§ **Excerpt to read**
+++++

2

I have the following struct:

Name = Struct.new(:first_name, :last_name) do
  def greeting
    "Hello #{first_name}!"
  end
end

I am adding these objects to an array like this:

full_names << Name.new(first_name, last_name)

Now, I'd like to find the N most common first names.

Mark Locklear
  • 5,044
  • 1
  • 51
  • 81
  • 1
    I feel something like `full_names.uniq.map(&:first_name) { |n| full_names.count(n) }.max` is a first step, but that gives me a block/arg error. – Mark Locklear Oct 23 '19 at 15:33

5 Answers5

1

You can use group_by to create a hash mapping each first name to an array of all of its occurrences in the array, transform_values to turn each value array of strings into a count, then max_by to extract the largest n counts.

Name = Struct.new(:first_name, :last_name) do
  def greeting
    "Hello #{first_name}!"
  end
end

full_names = [
  Name.new("a", "b"),
  Name.new("b", "c"),
  Name.new("d", "c"),
  Name.new("c", "d"),
  Name.new("d", "c"),
  Name.new("b", "b"),
  Name.new("b", "e")
]
n = 2

p full_names
  .group_by(&:first_name)
  .transform_values(&:size)
  .max_by(n, &:last)

Output:

[["b", 3], ["d", 2]]

If you only want the first names and not the counts, append .map(&:first) to the chain.

ggorlen
  • 44,755
  • 7
  • 76
  • 106
  • 1
    Nice work ggorlen! I'm adding a solution I came up with in the meantime below. – Mark Locklear Oct 23 '19 at 16:02
  • I personally don't like the `[0...n]` syntax after a block and would rather do `.first(n)` or `.take(n)` the line below, this is just personal preference though. – 3limin4t0r Oct 23 '19 at 16:20
  • Yeah, that's certainly valid. Without doubt `.first` is more semantically meaningful. I'm coming from Python where slices are pretty much everywhere, so seeing the `[]`s tends to click more instantly for me than parsing an English word in my brain, but I think your suggestion is more idiomatic in Ruby. – ggorlen Oct 23 '19 at 16:29
  • 1
    As an aside `max_by(n, &:last)` can replace `.sort_by{|k, v| -v}.first(n)` in the first example. `Enumerable#max_by` takes accepts an argument for the maximum number of results. – engineersmnky Oct 23 '19 at 17:51
  • 1
    @engineersmnky Thanks--whenever I answer a Ruby question, there's always some better function folks tell me about! – ggorlen Oct 23 '19 at 18:59
1
full_names = [
  Name.new("Bob", "Feller"),
  Name.new("Hank", "Jones"),
  Name.new("Annie", "Oakley"),
  Name.new("Cher", ""),
  Name.new("Annie", "Hall"),
  Name.new("Melba", "Toast"),
  Name.new("Bob", "Dylan"),
  Name.new("Hank", "Wiliams"),
  Name.new("Bob", "Marley")

+++++

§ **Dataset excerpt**
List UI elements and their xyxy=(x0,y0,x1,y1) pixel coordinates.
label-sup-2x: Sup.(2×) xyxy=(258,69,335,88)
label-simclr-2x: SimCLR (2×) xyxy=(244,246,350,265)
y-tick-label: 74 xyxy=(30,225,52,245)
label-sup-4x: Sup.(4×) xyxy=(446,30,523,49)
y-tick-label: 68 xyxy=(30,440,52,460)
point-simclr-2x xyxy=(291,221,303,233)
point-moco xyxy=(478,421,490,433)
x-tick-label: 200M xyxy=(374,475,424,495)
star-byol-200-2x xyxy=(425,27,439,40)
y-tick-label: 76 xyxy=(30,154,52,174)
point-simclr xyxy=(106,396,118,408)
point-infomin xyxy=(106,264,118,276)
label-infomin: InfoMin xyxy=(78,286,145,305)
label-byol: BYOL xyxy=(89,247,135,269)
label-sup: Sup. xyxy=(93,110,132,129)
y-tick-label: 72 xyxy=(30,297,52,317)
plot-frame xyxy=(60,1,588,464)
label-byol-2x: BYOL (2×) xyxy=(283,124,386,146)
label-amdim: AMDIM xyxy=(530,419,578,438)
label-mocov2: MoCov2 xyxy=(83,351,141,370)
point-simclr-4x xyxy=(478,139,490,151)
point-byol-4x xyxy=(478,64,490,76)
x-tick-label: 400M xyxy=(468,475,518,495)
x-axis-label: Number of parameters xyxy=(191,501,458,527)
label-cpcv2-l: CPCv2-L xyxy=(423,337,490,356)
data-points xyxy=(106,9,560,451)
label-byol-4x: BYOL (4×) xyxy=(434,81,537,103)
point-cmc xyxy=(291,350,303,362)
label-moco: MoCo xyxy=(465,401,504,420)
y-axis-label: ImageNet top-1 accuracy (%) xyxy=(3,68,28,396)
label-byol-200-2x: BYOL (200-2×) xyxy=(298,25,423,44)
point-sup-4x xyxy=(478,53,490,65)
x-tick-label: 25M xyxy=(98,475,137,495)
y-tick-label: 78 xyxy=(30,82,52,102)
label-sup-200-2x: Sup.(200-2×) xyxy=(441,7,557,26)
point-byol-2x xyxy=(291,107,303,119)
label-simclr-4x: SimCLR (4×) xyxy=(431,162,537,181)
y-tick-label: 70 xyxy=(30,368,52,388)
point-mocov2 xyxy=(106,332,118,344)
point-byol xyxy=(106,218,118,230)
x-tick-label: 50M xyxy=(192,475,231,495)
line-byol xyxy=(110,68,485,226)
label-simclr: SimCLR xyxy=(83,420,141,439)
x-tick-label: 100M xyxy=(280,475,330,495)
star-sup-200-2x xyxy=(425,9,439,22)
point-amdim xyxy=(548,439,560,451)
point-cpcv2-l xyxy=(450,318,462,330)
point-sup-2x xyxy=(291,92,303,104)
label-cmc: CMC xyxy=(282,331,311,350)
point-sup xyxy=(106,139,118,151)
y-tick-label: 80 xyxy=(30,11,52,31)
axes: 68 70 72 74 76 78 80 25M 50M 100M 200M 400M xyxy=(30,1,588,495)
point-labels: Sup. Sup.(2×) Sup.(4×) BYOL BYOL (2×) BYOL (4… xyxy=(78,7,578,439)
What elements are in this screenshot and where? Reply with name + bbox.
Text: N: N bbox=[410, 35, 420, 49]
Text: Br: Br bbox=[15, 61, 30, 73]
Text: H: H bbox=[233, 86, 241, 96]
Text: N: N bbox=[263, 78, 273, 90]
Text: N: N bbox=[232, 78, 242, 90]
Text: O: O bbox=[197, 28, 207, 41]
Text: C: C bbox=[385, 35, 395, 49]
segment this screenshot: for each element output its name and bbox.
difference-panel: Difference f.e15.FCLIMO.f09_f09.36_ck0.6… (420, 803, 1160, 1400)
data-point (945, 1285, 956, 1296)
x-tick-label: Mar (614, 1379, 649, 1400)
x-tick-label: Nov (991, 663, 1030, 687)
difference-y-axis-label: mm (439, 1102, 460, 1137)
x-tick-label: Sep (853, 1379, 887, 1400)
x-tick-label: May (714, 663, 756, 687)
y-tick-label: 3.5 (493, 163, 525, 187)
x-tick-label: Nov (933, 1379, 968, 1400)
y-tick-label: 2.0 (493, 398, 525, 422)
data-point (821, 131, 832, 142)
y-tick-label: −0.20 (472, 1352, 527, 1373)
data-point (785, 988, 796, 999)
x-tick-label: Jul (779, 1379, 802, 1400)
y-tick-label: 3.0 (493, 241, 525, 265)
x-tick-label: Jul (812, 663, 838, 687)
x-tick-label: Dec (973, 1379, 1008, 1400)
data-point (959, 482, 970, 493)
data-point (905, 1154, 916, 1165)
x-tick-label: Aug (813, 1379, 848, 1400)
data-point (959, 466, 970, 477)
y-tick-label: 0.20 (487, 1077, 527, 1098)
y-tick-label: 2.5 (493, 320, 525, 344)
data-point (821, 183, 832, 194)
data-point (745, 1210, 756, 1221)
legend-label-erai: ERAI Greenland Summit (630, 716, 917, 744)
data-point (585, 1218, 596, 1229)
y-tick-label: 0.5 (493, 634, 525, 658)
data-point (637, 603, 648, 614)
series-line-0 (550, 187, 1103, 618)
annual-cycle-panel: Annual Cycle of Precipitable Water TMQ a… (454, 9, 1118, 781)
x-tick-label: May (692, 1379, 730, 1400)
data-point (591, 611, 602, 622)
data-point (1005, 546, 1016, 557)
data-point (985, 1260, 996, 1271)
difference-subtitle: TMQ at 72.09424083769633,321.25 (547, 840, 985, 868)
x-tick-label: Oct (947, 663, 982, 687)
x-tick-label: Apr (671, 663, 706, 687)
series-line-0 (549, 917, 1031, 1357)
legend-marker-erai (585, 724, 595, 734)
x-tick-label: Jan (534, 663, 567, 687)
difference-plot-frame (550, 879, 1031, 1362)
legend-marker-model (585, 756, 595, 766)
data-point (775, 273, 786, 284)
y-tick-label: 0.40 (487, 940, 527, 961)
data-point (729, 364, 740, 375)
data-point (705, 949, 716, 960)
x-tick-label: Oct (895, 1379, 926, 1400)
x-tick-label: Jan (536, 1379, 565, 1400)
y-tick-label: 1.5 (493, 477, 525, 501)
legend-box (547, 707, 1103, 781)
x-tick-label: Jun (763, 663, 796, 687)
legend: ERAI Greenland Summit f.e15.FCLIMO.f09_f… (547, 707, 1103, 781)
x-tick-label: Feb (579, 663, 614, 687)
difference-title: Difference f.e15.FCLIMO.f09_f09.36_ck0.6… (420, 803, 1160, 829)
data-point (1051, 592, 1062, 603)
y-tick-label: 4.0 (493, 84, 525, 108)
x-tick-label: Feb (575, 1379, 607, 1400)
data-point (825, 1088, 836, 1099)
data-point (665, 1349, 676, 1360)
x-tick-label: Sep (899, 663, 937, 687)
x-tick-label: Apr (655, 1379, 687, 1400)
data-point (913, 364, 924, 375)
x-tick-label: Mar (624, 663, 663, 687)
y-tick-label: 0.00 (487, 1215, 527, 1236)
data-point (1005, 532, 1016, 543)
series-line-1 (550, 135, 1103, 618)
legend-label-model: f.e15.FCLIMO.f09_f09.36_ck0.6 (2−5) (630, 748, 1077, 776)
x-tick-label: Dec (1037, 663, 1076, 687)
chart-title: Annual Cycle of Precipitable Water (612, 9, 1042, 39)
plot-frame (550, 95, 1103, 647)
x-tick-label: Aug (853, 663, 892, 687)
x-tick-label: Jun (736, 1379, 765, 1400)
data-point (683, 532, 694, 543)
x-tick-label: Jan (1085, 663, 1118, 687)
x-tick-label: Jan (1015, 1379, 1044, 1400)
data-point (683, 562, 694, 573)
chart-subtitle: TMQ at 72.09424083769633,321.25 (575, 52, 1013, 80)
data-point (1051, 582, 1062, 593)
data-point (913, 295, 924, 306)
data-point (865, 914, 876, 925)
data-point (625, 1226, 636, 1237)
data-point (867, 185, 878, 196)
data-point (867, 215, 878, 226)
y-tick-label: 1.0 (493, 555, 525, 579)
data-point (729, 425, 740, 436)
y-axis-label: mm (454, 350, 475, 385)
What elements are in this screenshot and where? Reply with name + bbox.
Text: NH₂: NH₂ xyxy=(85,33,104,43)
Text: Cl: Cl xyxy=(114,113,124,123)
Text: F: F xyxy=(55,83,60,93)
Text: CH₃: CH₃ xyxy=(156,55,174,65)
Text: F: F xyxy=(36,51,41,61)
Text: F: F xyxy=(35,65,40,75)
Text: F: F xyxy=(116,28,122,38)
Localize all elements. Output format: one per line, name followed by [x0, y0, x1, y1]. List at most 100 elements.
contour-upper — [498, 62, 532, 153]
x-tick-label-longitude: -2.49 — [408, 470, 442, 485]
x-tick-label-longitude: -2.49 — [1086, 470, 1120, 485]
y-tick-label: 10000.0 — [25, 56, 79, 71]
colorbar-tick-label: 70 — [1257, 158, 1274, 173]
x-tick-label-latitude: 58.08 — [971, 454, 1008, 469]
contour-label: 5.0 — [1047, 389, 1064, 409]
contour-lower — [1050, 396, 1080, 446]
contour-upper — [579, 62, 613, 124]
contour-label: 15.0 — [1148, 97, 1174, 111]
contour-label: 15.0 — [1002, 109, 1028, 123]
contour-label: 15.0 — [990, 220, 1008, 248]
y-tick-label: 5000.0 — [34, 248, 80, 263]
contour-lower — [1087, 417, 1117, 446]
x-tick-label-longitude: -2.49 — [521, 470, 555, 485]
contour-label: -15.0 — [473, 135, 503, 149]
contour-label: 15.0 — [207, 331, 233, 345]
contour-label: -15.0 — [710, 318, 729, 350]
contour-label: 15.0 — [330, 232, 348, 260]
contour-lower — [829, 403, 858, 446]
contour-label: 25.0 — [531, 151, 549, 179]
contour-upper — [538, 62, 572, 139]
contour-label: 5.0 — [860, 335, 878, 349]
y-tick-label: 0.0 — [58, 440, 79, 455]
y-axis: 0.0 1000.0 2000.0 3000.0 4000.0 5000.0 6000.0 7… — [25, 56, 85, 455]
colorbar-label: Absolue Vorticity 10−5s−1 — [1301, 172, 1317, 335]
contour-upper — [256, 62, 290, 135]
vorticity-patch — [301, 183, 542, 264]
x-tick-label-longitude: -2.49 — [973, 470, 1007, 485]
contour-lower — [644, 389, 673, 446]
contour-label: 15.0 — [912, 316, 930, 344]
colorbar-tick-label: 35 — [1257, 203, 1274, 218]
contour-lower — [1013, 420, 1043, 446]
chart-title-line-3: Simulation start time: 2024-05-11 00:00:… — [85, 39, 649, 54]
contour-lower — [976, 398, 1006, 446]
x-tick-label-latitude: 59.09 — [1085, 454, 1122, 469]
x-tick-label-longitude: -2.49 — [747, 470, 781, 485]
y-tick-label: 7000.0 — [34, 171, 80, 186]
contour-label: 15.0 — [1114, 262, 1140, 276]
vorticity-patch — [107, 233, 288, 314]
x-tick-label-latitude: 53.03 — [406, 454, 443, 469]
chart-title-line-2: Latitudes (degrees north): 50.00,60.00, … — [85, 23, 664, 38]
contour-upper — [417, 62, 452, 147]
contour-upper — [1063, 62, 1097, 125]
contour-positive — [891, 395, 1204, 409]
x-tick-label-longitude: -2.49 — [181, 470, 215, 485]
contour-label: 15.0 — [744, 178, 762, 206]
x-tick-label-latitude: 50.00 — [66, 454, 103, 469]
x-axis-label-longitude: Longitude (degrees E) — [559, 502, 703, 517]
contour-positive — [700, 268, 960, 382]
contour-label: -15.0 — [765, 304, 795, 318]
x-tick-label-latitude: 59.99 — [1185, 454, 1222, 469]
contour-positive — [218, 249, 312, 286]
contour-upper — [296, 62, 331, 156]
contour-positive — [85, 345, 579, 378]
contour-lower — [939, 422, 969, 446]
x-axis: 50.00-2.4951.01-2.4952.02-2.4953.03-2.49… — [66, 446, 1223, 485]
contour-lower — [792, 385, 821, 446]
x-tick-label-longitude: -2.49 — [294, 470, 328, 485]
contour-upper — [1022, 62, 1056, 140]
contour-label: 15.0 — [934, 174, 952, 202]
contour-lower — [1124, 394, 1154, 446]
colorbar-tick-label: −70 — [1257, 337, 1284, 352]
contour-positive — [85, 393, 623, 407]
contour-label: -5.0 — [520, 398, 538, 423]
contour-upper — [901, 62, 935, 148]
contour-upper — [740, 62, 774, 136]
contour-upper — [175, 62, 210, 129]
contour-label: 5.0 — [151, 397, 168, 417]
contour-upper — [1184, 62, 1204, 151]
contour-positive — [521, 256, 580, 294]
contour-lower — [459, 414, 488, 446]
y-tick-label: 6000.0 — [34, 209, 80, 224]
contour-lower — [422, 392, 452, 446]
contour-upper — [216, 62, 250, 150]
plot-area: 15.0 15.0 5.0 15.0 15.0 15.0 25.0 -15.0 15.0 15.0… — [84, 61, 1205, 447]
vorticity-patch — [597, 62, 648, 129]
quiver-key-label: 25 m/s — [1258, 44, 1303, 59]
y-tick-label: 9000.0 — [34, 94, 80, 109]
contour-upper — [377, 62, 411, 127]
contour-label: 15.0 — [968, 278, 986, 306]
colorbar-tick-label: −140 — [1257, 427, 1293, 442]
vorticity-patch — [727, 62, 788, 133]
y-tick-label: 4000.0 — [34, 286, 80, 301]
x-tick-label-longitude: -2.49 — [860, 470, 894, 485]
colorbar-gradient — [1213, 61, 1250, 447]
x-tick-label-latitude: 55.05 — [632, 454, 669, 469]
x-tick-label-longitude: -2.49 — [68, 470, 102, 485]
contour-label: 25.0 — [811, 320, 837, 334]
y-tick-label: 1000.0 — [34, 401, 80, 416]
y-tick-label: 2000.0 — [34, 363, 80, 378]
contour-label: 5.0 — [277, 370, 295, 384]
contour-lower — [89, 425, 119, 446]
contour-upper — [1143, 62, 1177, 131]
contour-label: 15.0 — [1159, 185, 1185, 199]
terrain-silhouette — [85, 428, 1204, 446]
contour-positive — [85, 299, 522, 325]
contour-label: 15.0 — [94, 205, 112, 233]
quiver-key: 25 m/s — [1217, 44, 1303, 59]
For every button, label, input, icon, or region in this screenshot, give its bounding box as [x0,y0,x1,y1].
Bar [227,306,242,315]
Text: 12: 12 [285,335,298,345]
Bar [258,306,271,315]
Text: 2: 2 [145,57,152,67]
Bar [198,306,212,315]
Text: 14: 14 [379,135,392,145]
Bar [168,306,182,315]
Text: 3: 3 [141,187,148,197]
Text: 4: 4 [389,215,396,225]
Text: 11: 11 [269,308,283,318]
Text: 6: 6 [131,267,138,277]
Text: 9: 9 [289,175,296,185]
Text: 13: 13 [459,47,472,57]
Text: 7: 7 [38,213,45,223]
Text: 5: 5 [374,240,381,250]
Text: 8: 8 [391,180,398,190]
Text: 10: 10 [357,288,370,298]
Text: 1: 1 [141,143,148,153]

+++++

§ **Requirements**
A - Can you reproduce the listing from its first line through the line containing "point-moco xyxy=(478,421,490,433)", with both of those lines included?
B - Could you carry the thread on finding the most common first names in a Ruby struct array forward from the point where it stops?

§ **Responses per task**
A -
List UI elements and their xyxy=(x0,y0,x1,y1) pixel coordinates.
label-sup-2x: Sup.(2×) xyxy=(258,69,335,88)
label-simclr-2x: SimCLR (2×) xyxy=(244,246,350,265)
y-tick-label: 74 xyxy=(30,225,52,245)
label-sup-4x: Sup.(4×) xyxy=(446,30,523,49)
y-tick-label: 68 xyxy=(30,440,52,460)
point-simclr-2x xyxy=(291,221,303,233)
point-moco xyxy=(478,421,490,433)

B -
]

nbr_most_common = 3

full_names.each_with_object(Hash.new(0)) { |i,h| h[i[:first_name]] += 1 }.
           max_by(nbr_most_common, &:last).
           map(&:first)
  #=> ["Bob", "Hank", "Annie"]

If you wish to also display the frequency, change the last line to to_h:

full_names.each_with_object(Hash.new(0)) { |i,h| h[i[:first_name]] += 1 }.
           max_by(nbr_most_common, &:last).
           to_h
   #=> {"Bob"=>3, "Hank"=>2, "Annie"=>2} 

See the version of Hash::new that creates a default value (here zero) and Enumerable#max_by.

Cary Swoveland
  • 106,649
  • 6
  • 63
  • 100
1

You can use Enumerable#tally in 2.7

Name = Struct.new(:first_name, :last_name) do
  def greeting
    "Hello #{first_name}!"
  end
end

full_names = [
  Name.new("Yui", "Yoko"),
  Name.new("Bob", "Feller"),
  Name.new("Hank", "Jones"),
  Name.new("Annie", "Oakley"),
  Name.new("Cher", ""),
  Name.new("Annie", "Hall"),
  Name.new("Melba", "Toast"),
  Name.new("Bob", "Dylan"),
  Name.new("Hank", "Wiliams"),
  Name.new("Bob", "Marley")
]

full_names.map(&:first_name).tally.max_by(3, &:last) 
#=> [["Bob", 3], ["Annie", 2], ["Hank", 2]]
cavin kwon
  • 501
  • 3
  • 5
0

Using the same example:

Name = Struct.new(:first_name, :last_name) do
  def greeting
    "Hello #{first_name}!"
  end
end

full_names = [
  Name.new("a", "b"),
  Name.new("b", "c"),
  Name.new("d", "c"),
  Name.new("c", "d"),
  Name.new("d", "c"),
  Name.new("b", "b"),
  Name.new("b", "e")
]

We can use inject to create a Hash with first_name => frequency:

first_names = full_names.map(&:first_name)
first_names #["a", "b", "d", "c", "d", "b", "b"]
hash_of_frequency = first_names.inject(Hash.new(0)) { |h,v| h[v] += 1; h }
hash_of_frequency # [["b", 3], ["d", 2], ["a", 1], ["c", 1]]

Now we just execute a sort_by and get your results:

hash_of_frequency.sort_by{|k, v| -v}.first(number_desired)

The result is the same, but I've preferred to use inject

Dimitrius Lachi
  • 1,277
  • 2
  • 9
  • 21
0

Here was a solution I came up with based on Sophie's answer HERE.

First, this gives me a hash of first names and the number of occurrences of each:

freq_of_first_names = full_names.map(&:first_name).inject(Hash.new(0)) { |h,v| h[v] += 1; h }
 => "Haley"=>122, "Auer"=>119, "Lakin"=>96, "Macejkovic"=>98...

Now I can sort this with the .sort_by method, and also adding the .last method along with the number of records I want returned (in this case 10).

freq_of_first_names.sort_by {|_key, value| value}.last(10)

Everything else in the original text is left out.